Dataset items
------------------------------------------------------------

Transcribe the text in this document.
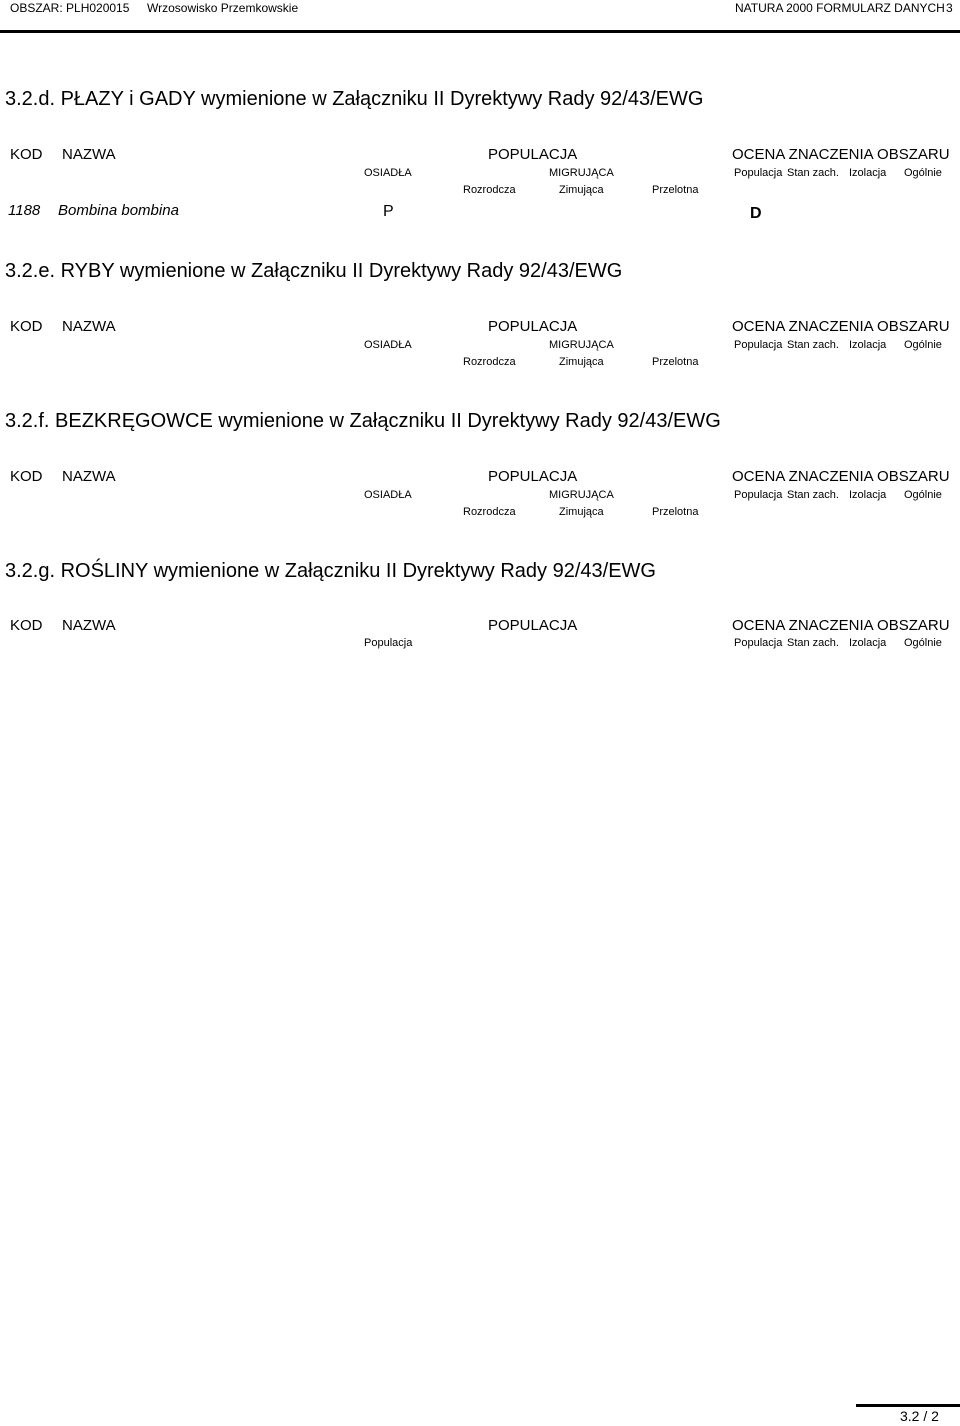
OBSZAR: PLH020015 Wrzosowisko Przemkowskie	NATURA 2000 FORMULARZ DANYCH 3
3.2.d. PŁAZY i GADY wymienione w Załączniku II Dyrektywy Rady 92/43/EWG
KOD NAZWA	POPULACJA	OCENA ZNACZENIA OBSZARU
OSIADŁA	MIGRUJĄCA	Populacja Stan zach. Izolacja Ogólnie
Rozrodcza	Zimująca	Przelotna
1188 Bombina bombina	P	D
3.2.e. RYBY wymienione w Załączniku II Dyrektywy Rady 92/43/EWG
KOD NAZWA	POPULACJA	OCENA ZNACZENIA OBSZARU
OSIADŁA	MIGRUJĄCA	Populacja Stan zach. Izolacja Ogólnie
Rozrodcza	Zimująca	Przelotna
3.2.f. BEZKRĘGOWCE wymienione w Załączniku II Dyrektywy Rady 92/43/EWG
KOD NAZWA	POPULACJA	OCENA ZNACZENIA OBSZARU
OSIADŁA	MIGRUJĄCA	Populacja Stan zach. Izolacja Ogólnie
Rozrodcza	Zimująca	Przelotna
3.2.g. ROŚLINY wymienione w Załączniku II Dyrektywy Rady 92/43/EWG
KOD NAZWA	POPULACJA	OCENA ZNACZENIA OBSZARU
Populacja	Populacja Stan zach. Izolacja Ogólnie
3.2 / 2
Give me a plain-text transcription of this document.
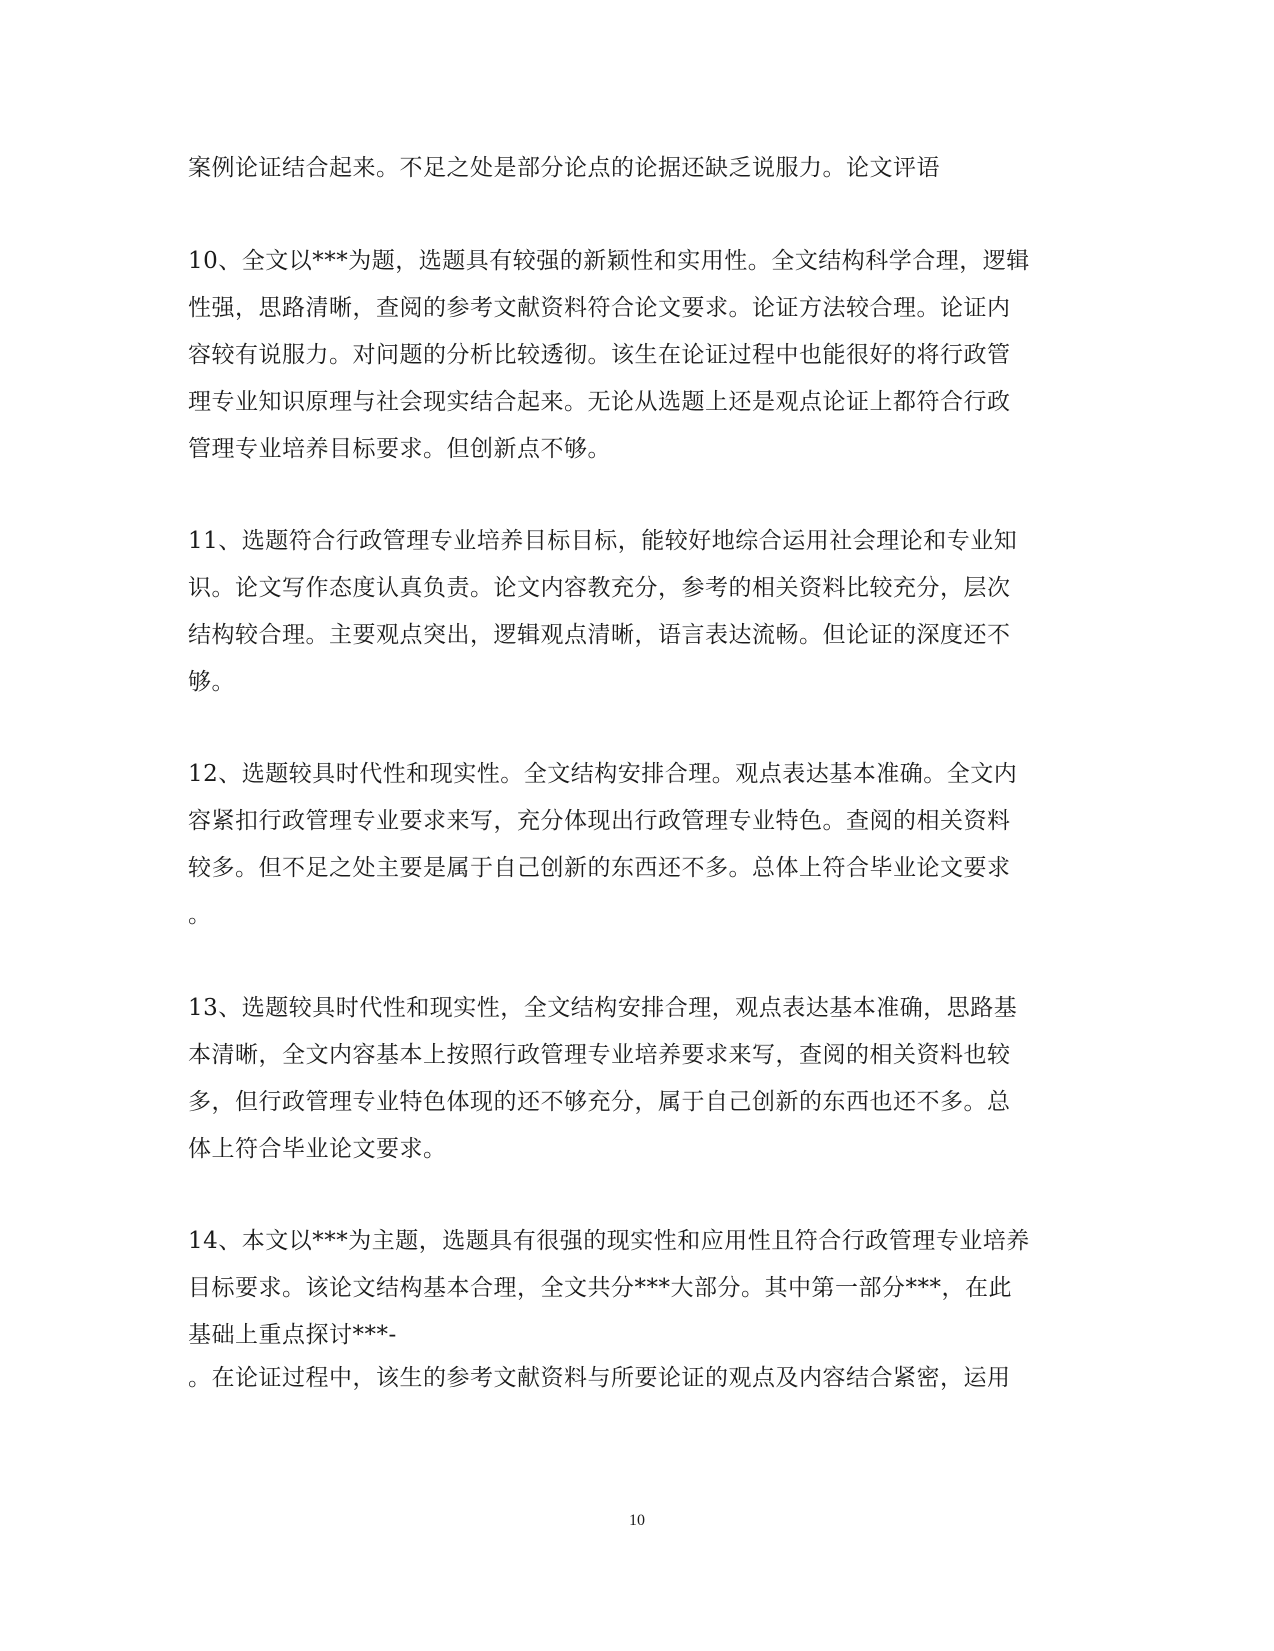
案例论证结合起来。不足之处是部分论点的论据还缺乏说服力。论文评语
10、全文以***为题，选题具有较强的新颖性和实用性。全文结构科学合理，逻辑
性强，思路清晰，查阅的参考文献资料符合论文要求。论证方法较合理。论证内
容较有说服力。对问题的分析比较透彻。该生在论证过程中也能很好的将行政管
理专业知识原理与社会现实结合起来。无论从选题上还是观点论证上都符合行政
管理专业培养目标要求。但创新点不够。
11、选题符合行政管理专业培养目标目标，能较好地综合运用社会理论和专业知
识。论文写作态度认真负责。论文内容教充分，参考的相关资料比较充分，层次
结构较合理。主要观点突出，逻辑观点清晰，语言表达流畅。但论证的深度还不
够。
12、选题较具时代性和现实性。全文结构安排合理。观点表达基本准确。全文内
容紧扣行政管理专业要求来写，充分体现出行政管理专业特色。查阅的相关资料
较多。但不足之处主要是属于自己创新的东西还不多。总体上符合毕业论文要求
。
13、选题较具时代性和现实性，全文结构安排合理，观点表达基本准确，思路基
本清晰，全文内容基本上按照行政管理专业培养要求来写，查阅的相关资料也较
多，但行政管理专业特色体现的还不够充分，属于自己创新的东西也还不多。总
体上符合毕业论文要求。
14、本文以***为主题，选题具有很强的现实性和应用性且符合行政管理专业培养
目标要求。该论文结构基本合理，全文共分***大部分。其中第一部分***，在此
基础上重点探讨***-
。在论证过程中，该生的参考文献资料与所要论证的观点及内容结合紧密，运用
10
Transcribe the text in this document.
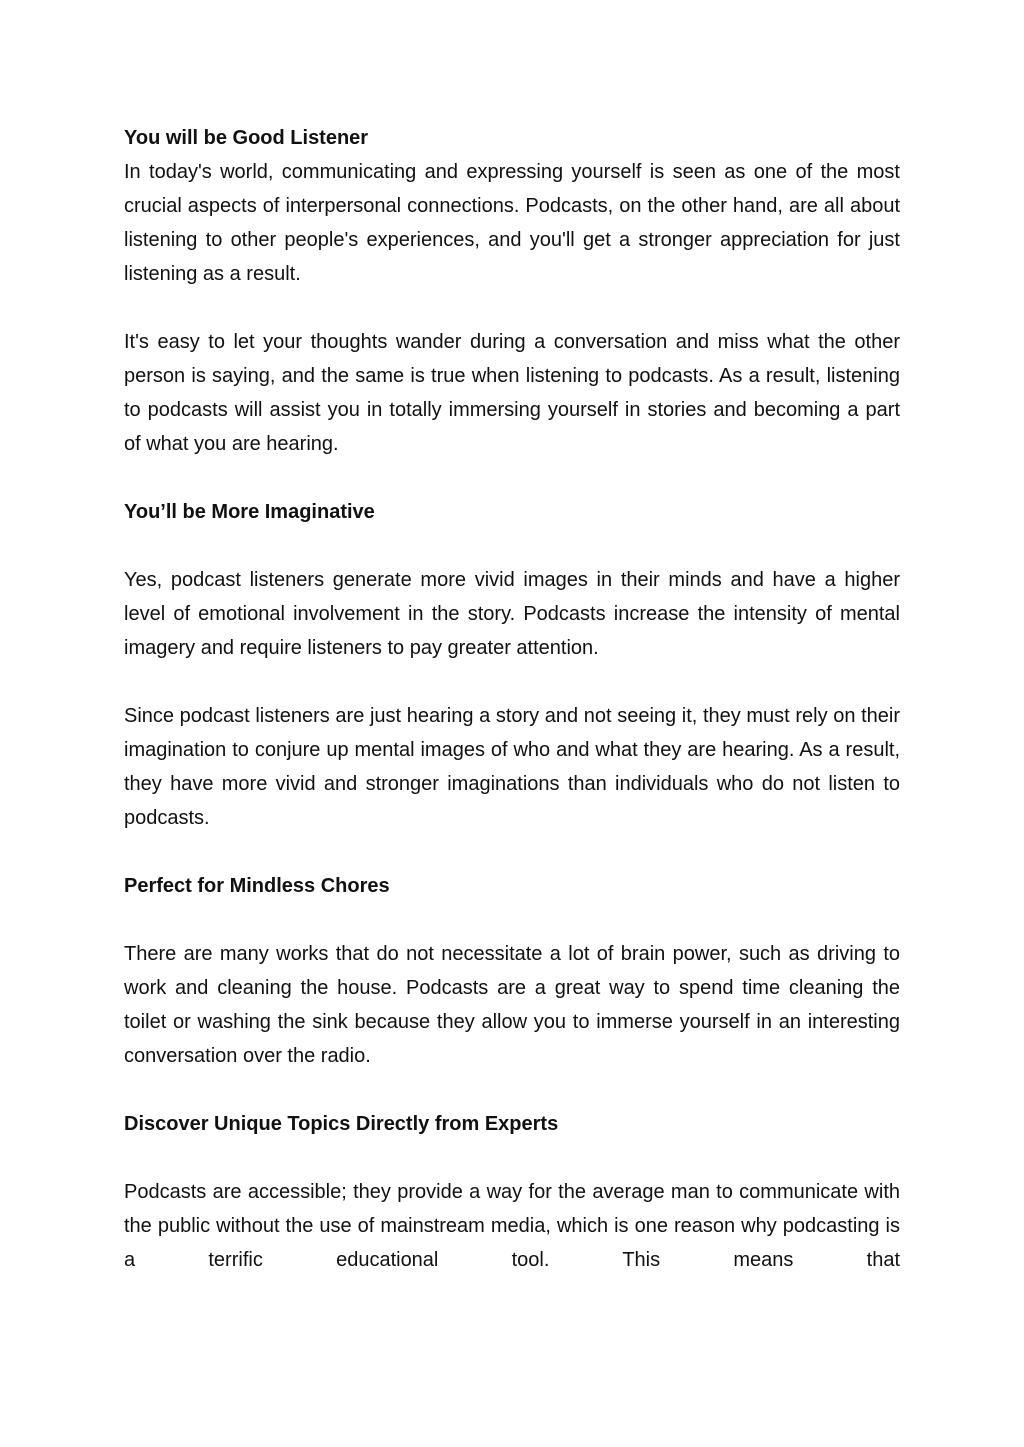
You will be Good Listener

In today's world, communicating and expressing yourself is seen as one of the most crucial aspects of interpersonal connections. Podcasts, on the other hand, are all about listening to other people's experiences, and you'll get a stronger appreciation for just listening as a result.

It's easy to let your thoughts wander during a conversation and miss what the other person is saying, and the same is true when listening to podcasts. As a result, listening to podcasts will assist you in totally immersing yourself in stories and becoming a part of what you are hearing.

You’ll be More Imaginative

Yes, podcast listeners generate more vivid images in their minds and have a higher level of emotional involvement in the story. Podcasts increase the intensity of mental imagery and require listeners to pay greater attention.

Since podcast listeners are just hearing a story and not seeing it, they must rely on their imagination to conjure up mental images of who and what they are hearing. As a result, they have more vivid and stronger imaginations than individuals who do not listen to podcasts.

Perfect for Mindless Chores

There are many works that do not necessitate a lot of brain power, such as driving to work and cleaning the house. Podcasts are a great way to spend time cleaning the toilet or washing the sink because they allow you to immerse yourself in an interesting conversation over the radio.

Discover Unique Topics Directly from Experts

Podcasts are accessible; they provide a way for the average man to communicate with the public without the use of mainstream media, which is one reason why podcasting is a terrific educational tool. This means that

------------------------------------------------------------

→ **Exercise aim**
Your task is to return the entries above exactly, with no pictures.

→ **Task solution**
Transcribe the text in this document.
OBSZAR: PLH020015 Wrzosowisko Przemkowskie	NATURA 2000 FORMULARZ DANYCH 3
3.2.d. PŁAZY i GADY wymienione w Załączniku II Dyrektywy Rady 92/43/EWG
KOD NAZWA	POPULACJA	OCENA ZNACZENIA OBSZARU
OSIADŁA	MIGRUJĄCA	Populacja Stan zach. Izolacja Ogólnie
Rozrodcza	Zimująca	Przelotna
1188 Bombina bombina	P	D
3.2.e. RYBY wymienione w Załączniku II Dyrektywy Rady 92/43/EWG
KOD NAZWA	POPULACJA	OCENA ZNACZENIA OBSZARU
OSIADŁA	MIGRUJĄCA	Populacja Stan zach. Izolacja Ogólnie
Rozrodcza	Zimująca	Przelotna
3.2.f. BEZKRĘGOWCE wymienione w Załączniku II Dyrektywy Rady 92/43/EWG
KOD NAZWA	POPULACJA	OCENA ZNACZENIA OBSZARU
OSIADŁA	MIGRUJĄCA	Populacja Stan zach. Izolacja Ogólnie
Rozrodcza	Zimująca	Przelotna
3.2.g. ROŚLINY wymienione w Załączniku II Dyrektywy Rady 92/43/EWG
KOD NAZWA	POPULACJA	OCENA ZNACZENIA OBSZARU
Populacja	Populacja Stan zach. Izolacja Ogólnie
3.2 / 2
Give me a plain-text transcription of this document.
案例论证结合起来。不足之处是部分论点的论据还缺乏说服力。论文评语
10、全文以***为题，选题具有较强的新颖性和实用性。全文结构科学合理，逻辑
性强，思路清晰，查阅的参考文献资料符合论文要求。论证方法较合理。论证内
容较有说服力。对问题的分析比较透彻。该生在论证过程中也能很好的将行政管
理专业知识原理与社会现实结合起来。无论从选题上还是观点论证上都符合行政
管理专业培养目标要求。但创新点不够。
11、选题符合行政管理专业培养目标目标，能较好地综合运用社会理论和专业知
识。论文写作态度认真负责。论文内容教充分，参考的相关资料比较充分，层次
结构较合理。主要观点突出，逻辑观点清晰，语言表达流畅。但论证的深度还不
够。
12、选题较具时代性和现实性。全文结构安排合理。观点表达基本准确。全文内
容紧扣行政管理专业要求来写，充分体现出行政管理专业特色。查阅的相关资料
较多。但不足之处主要是属于自己创新的东西还不多。总体上符合毕业论文要求
。
13、选题较具时代性和现实性，全文结构安排合理，观点表达基本准确，思路基
本清晰，全文内容基本上按照行政管理专业培养要求来写，查阅的相关资料也较
多，但行政管理专业特色体现的还不够充分，属于自己创新的东西也还不多。总
体上符合毕业论文要求。
14、本文以***为主题，选题具有很强的现实性和应用性且符合行政管理专业培养
目标要求。该论文结构基本合理，全文共分***大部分。其中第一部分***，在此
基础上重点探讨***-
。在论证过程中，该生的参考文献资料与所要论证的观点及内容结合紧密，运用
10
Transcribe the text in this document.
You will be Good Listener

In today's world, communicating and expressing yourself is seen as one of the most crucial aspects of interpersonal connections. Podcasts, on the other hand, are all about listening to other people's experiences, and you'll get a stronger appreciation for just listening as a result.

It's easy to let your thoughts wander during a conversation and miss what the other person is saying, and the same is true when listening to podcasts. As a result, listening to podcasts will assist you in totally immersing yourself in stories and becoming a part of what you are hearing.

You’ll be More Imaginative

Yes, podcast listeners generate more vivid images in their minds and have a higher level of emotional involvement in the story. Podcasts increase the intensity of mental imagery and require listeners to pay greater attention.

Since podcast listeners are just hearing a story and not seeing it, they must rely on their imagination to conjure up mental images of who and what they are hearing. As a result, they have more vivid and stronger imaginations than individuals who do not listen to podcasts.

Perfect for Mindless Chores

There are many works that do not necessitate a lot of brain power, such as driving to work and cleaning the house. Podcasts are a great way to spend time cleaning the toilet or washing the sink because they allow you to immerse yourself in an interesting conversation over the radio.

Discover Unique Topics Directly from Experts

Podcasts are accessible; they provide a way for the average man to communicate with the public without the use of mainstream media, which is one reason why podcasting is a terrific educational tool. This means that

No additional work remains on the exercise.